■ What to do
Write out the data again in full, exactly as it reads.

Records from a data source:
<<<<

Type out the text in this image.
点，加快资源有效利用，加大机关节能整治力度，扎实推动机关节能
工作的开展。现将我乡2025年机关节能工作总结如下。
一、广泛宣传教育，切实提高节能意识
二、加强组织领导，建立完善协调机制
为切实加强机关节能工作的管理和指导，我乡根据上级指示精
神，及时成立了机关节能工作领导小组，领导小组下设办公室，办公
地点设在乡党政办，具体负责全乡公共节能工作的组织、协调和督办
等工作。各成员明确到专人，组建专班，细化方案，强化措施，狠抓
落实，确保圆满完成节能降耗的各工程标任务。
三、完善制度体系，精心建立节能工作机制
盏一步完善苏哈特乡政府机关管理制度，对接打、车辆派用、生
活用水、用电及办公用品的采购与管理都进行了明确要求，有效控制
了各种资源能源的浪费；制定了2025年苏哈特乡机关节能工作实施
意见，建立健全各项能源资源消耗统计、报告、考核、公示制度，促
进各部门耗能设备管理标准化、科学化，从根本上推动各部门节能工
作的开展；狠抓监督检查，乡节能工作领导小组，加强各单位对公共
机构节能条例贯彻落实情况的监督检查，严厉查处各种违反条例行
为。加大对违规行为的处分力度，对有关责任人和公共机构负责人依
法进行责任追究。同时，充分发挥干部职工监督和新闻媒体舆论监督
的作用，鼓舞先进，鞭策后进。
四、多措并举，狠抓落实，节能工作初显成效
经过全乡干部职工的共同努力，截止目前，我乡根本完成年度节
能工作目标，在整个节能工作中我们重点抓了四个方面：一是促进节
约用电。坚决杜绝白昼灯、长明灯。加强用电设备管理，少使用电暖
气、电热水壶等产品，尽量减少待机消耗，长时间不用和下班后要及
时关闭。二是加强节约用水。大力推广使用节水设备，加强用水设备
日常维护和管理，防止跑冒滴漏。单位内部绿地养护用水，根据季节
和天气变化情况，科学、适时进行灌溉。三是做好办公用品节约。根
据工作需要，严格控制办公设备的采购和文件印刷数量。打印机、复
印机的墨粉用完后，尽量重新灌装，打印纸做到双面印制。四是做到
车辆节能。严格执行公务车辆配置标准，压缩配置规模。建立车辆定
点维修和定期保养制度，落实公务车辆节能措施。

>>>>

■ Answer to this problem
Type out the text in this image.
点，加快资源有效利用，加大机关节能整治力度，扎实推动机关节能
工作的开展。现将我乡2025年机关节能工作总结如下。
一、广泛宣传教育，切实提高节能意识
二、加强组织领导，建立完善协调机制
为切实加强机关节能工作的管理和指导，我乡根据上级指示精
神，及时成立了机关节能工作领导小组，领导小组下设办公室，办公
地点设在乡党政办，具体负责全乡公共节能工作的组织、协调和督办
等工作。各成员明确到专人，组建专班，细化方案，强化措施，狠抓
落实，确保圆满完成节能降耗的各工程标任务。
三、完善制度体系，精心建立节能工作机制
盏一步完善苏哈特乡政府机关管理制度，对接打、车辆派用、生
活用水、用电及办公用品的采购与管理都进行了明确要求，有效控制
了各种资源能源的浪费；制定了2025年苏哈特乡机关节能工作实施
意见，建立健全各项能源资源消耗统计、报告、考核、公示制度，促
进各部门耗能设备管理标准化、科学化，从根本上推动各部门节能工
作的开展；狠抓监督检查，乡节能工作领导小组，加强各单位对公共
机构节能条例贯彻落实情况的监督检查，严厉查处各种违反条例行
为。加大对违规行为的处分力度，对有关责任人和公共机构负责人依
法进行责任追究。同时，充分发挥干部职工监督和新闻媒体舆论监督
的作用，鼓舞先进，鞭策后进。
四、多措并举，狠抓落实，节能工作初显成效
经过全乡干部职工的共同努力，截止目前，我乡根本完成年度节
能工作目标，在整个节能工作中我们重点抓了四个方面：一是促进节
约用电。坚决杜绝白昼灯、长明灯。加强用电设备管理，少使用电暖
气、电热水壶等产品，尽量减少待机消耗，长时间不用和下班后要及
时关闭。二是加强节约用水。大力推广使用节水设备，加强用水设备
日常维护和管理，防止跑冒滴漏。单位内部绿地养护用水，根据季节
和天气变化情况，科学、适时进行灌溉。三是做好办公用品节约。根
据工作需要，严格控制办公设备的采购和文件印刷数量。打印机、复
印机的墨粉用完后，尽量重新灌装，打印纸做到双面印制。四是做到
车辆节能。严格执行公务车辆配置标准，压缩配置规模。建立车辆定
点维修和定期保养制度，落实公务车辆节能措施。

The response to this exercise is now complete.